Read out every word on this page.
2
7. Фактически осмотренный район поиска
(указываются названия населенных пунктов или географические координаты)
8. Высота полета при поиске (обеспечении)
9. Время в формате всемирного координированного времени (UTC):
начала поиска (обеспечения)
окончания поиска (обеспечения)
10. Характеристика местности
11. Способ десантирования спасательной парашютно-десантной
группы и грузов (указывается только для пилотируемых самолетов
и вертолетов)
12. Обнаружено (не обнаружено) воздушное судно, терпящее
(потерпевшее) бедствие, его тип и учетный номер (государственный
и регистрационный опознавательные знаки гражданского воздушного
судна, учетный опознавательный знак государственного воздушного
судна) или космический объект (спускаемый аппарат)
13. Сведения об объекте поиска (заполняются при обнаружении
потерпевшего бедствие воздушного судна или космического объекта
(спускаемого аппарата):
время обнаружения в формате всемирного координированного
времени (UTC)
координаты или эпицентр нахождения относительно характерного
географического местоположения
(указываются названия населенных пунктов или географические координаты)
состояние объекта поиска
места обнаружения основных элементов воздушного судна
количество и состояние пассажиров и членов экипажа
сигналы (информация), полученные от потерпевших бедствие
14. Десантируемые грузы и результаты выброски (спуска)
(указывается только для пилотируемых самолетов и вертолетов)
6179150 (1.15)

══════════

(TASK DESCRIPTION) Copy out each line of the records that holds the string "бедствие".

(EXERCISE OUTPUT)
(потерпевшее) бедствие, его тип и учетный номер (государственный
потерпевшего бедствие воздушного судна или космического объекта
сигналы (информация), полученные от потерпевших бедствие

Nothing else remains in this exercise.